> _WHAT YOU WILL DO_
Return each line of the records holding the string "caption".

> _DATA FOR PROCESSING_
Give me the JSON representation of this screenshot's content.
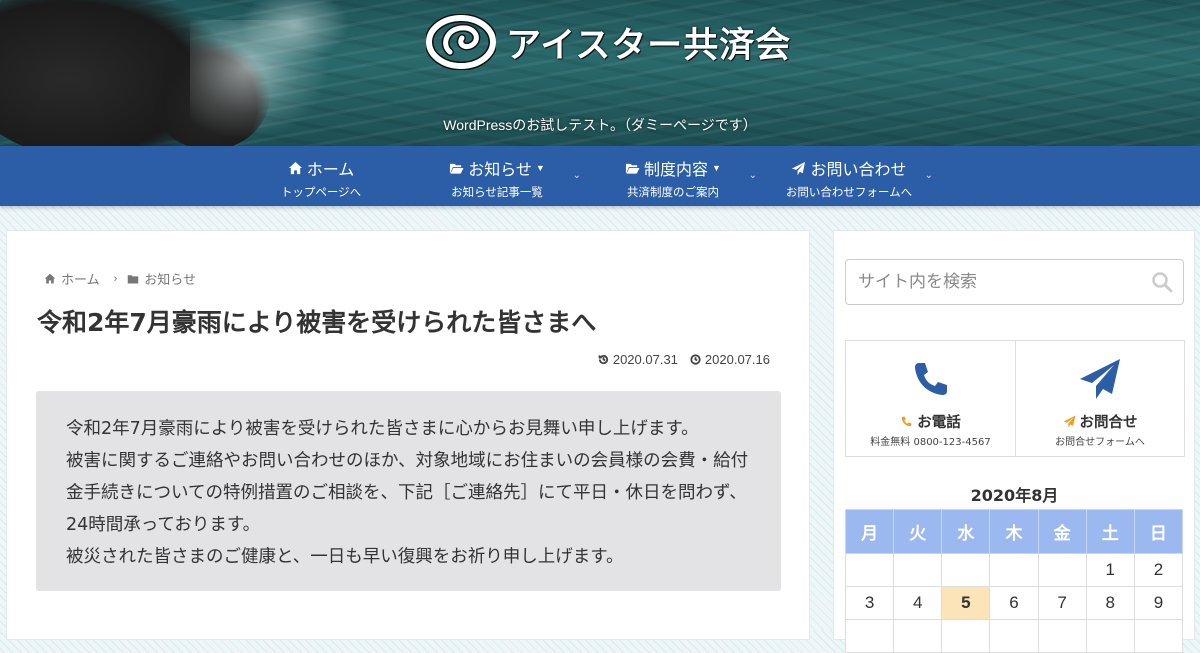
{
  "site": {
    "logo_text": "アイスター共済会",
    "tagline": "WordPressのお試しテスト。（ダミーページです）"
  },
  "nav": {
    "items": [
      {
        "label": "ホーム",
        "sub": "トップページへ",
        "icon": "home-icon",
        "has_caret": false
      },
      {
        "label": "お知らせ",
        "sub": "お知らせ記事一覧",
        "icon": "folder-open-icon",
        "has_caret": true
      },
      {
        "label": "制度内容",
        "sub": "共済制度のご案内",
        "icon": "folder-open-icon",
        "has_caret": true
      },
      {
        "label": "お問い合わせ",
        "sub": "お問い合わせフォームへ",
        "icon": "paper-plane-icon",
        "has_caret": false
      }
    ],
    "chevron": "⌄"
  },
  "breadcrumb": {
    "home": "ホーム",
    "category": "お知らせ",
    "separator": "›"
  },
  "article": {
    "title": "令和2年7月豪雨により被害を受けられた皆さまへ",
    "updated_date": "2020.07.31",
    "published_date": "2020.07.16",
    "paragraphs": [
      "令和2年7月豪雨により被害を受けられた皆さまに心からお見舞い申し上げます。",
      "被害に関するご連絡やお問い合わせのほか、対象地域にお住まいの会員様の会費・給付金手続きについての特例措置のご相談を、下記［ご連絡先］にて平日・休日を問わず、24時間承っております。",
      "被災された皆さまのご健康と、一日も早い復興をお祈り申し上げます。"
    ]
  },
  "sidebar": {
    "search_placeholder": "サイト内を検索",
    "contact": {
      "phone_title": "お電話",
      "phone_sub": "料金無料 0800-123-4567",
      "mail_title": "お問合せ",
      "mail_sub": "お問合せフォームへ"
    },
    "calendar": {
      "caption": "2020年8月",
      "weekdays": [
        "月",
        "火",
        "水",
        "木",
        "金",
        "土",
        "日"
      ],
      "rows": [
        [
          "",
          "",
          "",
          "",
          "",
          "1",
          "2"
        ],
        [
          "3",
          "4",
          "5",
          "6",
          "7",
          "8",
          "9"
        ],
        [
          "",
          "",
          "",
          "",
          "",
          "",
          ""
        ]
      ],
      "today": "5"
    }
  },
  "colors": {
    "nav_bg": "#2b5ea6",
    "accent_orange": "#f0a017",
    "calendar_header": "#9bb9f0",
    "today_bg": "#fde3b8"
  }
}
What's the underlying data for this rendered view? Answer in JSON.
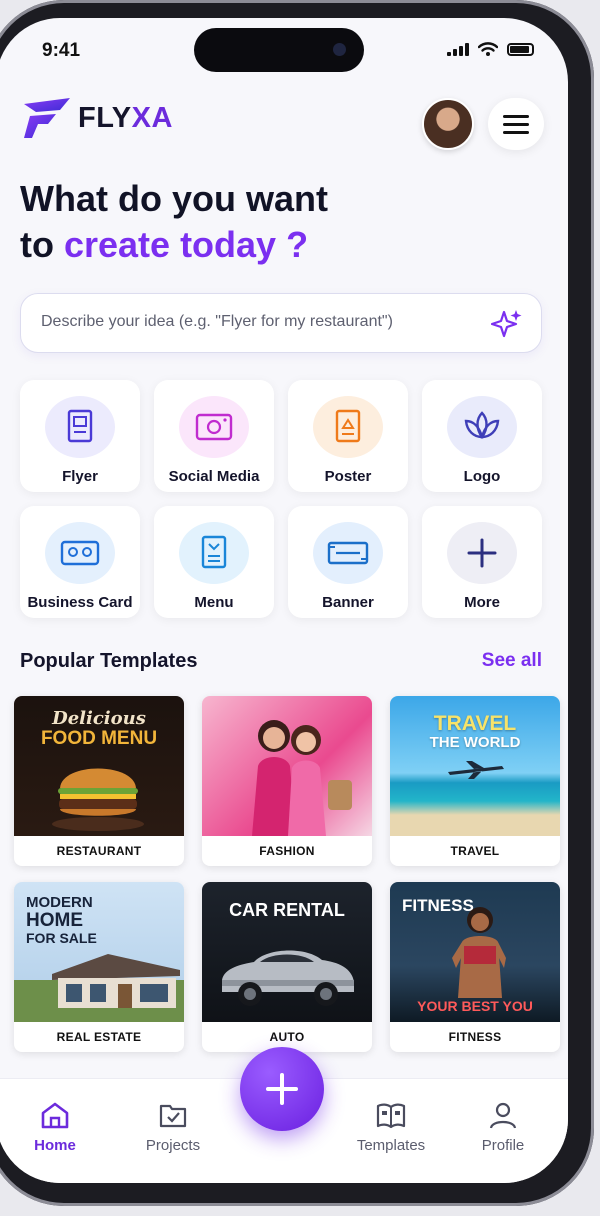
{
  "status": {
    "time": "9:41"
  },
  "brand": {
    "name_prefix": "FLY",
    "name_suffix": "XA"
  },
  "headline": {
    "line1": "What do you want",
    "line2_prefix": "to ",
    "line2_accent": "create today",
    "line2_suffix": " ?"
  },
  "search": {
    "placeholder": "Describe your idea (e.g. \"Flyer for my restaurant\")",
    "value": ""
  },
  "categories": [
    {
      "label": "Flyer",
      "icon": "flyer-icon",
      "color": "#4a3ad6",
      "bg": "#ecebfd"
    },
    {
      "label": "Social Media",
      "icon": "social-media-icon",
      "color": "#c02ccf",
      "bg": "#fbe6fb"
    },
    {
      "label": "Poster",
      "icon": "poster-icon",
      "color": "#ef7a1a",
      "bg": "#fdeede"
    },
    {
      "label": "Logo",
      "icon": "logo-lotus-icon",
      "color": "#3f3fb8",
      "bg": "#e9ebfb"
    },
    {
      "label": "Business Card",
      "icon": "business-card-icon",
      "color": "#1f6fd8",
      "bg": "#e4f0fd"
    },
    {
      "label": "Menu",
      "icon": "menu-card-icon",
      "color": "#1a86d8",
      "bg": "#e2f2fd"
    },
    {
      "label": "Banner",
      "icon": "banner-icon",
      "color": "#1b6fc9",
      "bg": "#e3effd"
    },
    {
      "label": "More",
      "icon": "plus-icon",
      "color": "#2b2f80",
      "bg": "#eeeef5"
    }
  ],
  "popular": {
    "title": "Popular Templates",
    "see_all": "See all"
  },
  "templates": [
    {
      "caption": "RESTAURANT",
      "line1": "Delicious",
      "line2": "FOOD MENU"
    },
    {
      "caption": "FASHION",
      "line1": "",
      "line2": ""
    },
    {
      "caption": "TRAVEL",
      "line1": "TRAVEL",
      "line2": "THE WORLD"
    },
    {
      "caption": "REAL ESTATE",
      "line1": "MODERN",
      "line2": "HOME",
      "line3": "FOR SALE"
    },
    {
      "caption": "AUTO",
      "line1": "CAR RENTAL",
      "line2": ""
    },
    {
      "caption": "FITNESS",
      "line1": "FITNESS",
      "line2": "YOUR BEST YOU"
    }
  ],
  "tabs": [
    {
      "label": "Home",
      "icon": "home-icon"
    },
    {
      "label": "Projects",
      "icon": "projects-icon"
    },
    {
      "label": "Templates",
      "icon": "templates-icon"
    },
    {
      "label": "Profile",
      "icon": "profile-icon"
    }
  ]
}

> _COMPLETE RESPONSE_
      "caption": "2020年8月",
      "caption": "RESTAURANT",
      "caption": "FASHION",
      "caption": "TRAVEL",
      "caption": "REAL ESTATE",
      "caption": "AUTO",
      "caption": "FITNESS",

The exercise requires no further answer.